• [Exercise instructions] Repeat, without any change, the entries presented below.

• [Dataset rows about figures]
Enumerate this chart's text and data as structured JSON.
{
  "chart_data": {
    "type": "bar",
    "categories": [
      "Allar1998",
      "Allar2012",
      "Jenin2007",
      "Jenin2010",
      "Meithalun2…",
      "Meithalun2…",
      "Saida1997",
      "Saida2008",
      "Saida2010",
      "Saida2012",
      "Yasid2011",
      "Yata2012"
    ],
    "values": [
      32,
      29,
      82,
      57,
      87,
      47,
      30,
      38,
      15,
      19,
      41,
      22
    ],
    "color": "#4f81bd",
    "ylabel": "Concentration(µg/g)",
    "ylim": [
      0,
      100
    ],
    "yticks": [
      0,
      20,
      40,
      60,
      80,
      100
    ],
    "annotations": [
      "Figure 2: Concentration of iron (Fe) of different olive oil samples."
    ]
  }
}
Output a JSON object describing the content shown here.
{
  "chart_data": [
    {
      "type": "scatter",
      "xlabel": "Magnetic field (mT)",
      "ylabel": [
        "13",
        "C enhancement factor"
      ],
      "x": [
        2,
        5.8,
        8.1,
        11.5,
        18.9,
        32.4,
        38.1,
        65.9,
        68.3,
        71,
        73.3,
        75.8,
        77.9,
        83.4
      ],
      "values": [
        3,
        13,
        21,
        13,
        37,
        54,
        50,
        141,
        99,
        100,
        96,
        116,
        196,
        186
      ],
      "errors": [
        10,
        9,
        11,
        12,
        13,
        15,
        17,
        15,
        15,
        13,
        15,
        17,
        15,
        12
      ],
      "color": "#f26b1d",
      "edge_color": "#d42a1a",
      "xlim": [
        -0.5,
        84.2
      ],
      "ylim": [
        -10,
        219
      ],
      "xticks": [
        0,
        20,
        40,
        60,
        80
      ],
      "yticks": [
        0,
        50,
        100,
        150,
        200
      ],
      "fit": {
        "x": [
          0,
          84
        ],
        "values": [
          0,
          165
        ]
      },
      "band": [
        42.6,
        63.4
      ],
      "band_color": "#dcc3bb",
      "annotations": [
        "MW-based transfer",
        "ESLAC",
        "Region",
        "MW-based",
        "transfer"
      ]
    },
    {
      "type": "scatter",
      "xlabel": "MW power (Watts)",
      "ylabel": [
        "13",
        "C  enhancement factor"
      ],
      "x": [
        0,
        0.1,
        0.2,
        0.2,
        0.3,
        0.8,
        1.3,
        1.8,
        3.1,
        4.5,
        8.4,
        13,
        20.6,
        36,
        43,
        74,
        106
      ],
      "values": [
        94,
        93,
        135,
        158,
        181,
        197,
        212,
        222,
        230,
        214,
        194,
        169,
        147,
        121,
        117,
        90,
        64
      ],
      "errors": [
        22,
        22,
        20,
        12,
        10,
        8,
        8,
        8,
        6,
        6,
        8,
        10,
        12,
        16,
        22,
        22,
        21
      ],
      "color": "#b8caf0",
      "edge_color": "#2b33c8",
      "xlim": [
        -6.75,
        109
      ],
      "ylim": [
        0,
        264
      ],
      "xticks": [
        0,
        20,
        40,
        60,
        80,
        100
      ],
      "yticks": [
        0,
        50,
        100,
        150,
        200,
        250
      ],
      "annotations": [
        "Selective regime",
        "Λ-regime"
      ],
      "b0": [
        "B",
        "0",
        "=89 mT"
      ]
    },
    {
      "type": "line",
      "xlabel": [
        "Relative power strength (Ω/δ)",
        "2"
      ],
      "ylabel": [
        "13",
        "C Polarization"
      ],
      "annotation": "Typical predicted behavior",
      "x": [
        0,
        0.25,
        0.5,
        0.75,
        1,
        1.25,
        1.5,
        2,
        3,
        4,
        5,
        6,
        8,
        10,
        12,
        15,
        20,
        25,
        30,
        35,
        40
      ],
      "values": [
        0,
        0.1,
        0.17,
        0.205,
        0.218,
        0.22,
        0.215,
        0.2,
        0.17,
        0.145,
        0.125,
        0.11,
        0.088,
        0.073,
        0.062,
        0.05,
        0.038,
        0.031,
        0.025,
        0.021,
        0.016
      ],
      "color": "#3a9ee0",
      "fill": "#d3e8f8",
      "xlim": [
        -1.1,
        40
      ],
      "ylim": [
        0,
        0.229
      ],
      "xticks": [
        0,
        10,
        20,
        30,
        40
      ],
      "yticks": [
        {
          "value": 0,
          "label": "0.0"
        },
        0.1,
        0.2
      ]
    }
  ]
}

• [Correct output]
Enumerate this chart's text and data as structured JSON.
{
  "chart_data": {
    "type": "bar",
    "categories": [
      "Allar1998",
      "Allar2012",
      "Jenin2007",
      "Jenin2010",
      "Meithalun2…",
      "Meithalun2…",
      "Saida1997",
      "Saida2008",
      "Saida2010",
      "Saida2012",
      "Yasid2011",
      "Yata2012"
    ],
    "values": [
      32,
      29,
      82,
      57,
      87,
      47,
      30,
      38,
      15,
      19,
      41,
      22
    ],
    "color": "#4f81bd",
    "ylabel": "Concentration(µg/g)",
    "ylim": [
      0,
      100
    ],
    "yticks": [
      0,
      20,
      40,
      60,
      80,
      100
    ],
    "annotations": [
      "Figure 2: Concentration of iron (Fe) of different olive oil samples."
    ]
  }
}
Output a JSON object describing the content shown here.
{
  "chart_data": [
    {
      "type": "scatter",
      "xlabel": "Magnetic field (mT)",
      "ylabel": [
        "13",
        "C enhancement factor"
      ],
      "x": [
        2,
        5.8,
        8.1,
        11.5,
        18.9,
        32.4,
        38.1,
        65.9,
        68.3,
        71,
        73.3,
        75.8,
        77.9,
        83.4
      ],
      "values": [
        3,
        13,
        21,
        13,
        37,
        54,
        50,
        141,
        99,
        100,
        96,
        116,
        196,
        186
      ],
      "errors": [
        10,
        9,
        11,
        12,
        13,
        15,
        17,
        15,
        15,
        13,
        15,
        17,
        15,
        12
      ],
      "color": "#f26b1d",
      "edge_color": "#d42a1a",
      "xlim": [
        -0.5,
        84.2
      ],
      "ylim": [
        -10,
        219
      ],
      "xticks": [
        0,
        20,
        40,
        60,
        80
      ],
      "yticks": [
        0,
        50,
        100,
        150,
        200
      ],
      "fit": {
        "x": [
          0,
          84
        ],
        "values": [
          0,
          165
        ]
      },
      "band": [
        42.6,
        63.4
      ],
      "band_color": "#dcc3bb",
      "annotations": [
        "MW-based transfer",
        "ESLAC",
        "Region",
        "MW-based",
        "transfer"
      ]
    },
    {
      "type": "scatter",
      "xlabel": "MW power (Watts)",
      "ylabel": [
        "13",
        "C  enhancement factor"
      ],
      "x": [
        0,
        0.1,
        0.2,
        0.2,
        0.3,
        0.8,
        1.3,
        1.8,
        3.1,
        4.5,
        8.4,
        13,
        20.6,
        36,
        43,
        74,
        106
      ],
      "values": [
        94,
        93,
        135,
        158,
        181,
        197,
        212,
        222,
        230,
        214,
        194,
        169,
        147,
        121,
        117,
        90,
        64
      ],
      "errors": [
        22,
        22,
        20,
        12,
        10,
        8,
        8,
        8,
        6,
        6,
        8,
        10,
        12,
        16,
        22,
        22,
        21
      ],
      "color": "#b8caf0",
      "edge_color": "#2b33c8",
      "xlim": [
        -6.75,
        109
      ],
      "ylim": [
        0,
        264
      ],
      "xticks": [
        0,
        20,
        40,
        60,
        80,
        100
      ],
      "yticks": [
        0,
        50,
        100,
        150,
        200,
        250
      ],
      "annotations": [
        "Selective regime",
        "Λ-regime"
      ],
      "b0": [
        "B",
        "0",
        "=89 mT"
      ]
    },
    {
      "type": "line",
      "xlabel": [
        "Relative power strength (Ω/δ)",
        "2"
      ],
      "ylabel": [
        "13",
        "C Polarization"
      ],
      "annotation": "Typical predicted behavior",
      "x": [
        0,
        0.25,
        0.5,
        0.75,
        1,
        1.25,
        1.5,
        2,
        3,
        4,
        5,
        6,
        8,
        10,
        12,
        15,
        20,
        25,
        30,
        35,
        40
      ],
      "values": [
        0,
        0.1,
        0.17,
        0.205,
        0.218,
        0.22,
        0.215,
        0.2,
        0.17,
        0.145,
        0.125,
        0.11,
        0.088,
        0.073,
        0.062,
        0.05,
        0.038,
        0.031,
        0.025,
        0.021,
        0.016
      ],
      "color": "#3a9ee0",
      "fill": "#d3e8f8",
      "xlim": [
        -1.1,
        40
      ],
      "ylim": [
        0,
        0.229
      ],
      "xticks": [
        0,
        10,
        20,
        30,
        40
      ],
      "yticks": [
        {
          "value": 0,
          "label": "0.0"
        },
        0.1,
        0.2
      ]
    }
  ]
}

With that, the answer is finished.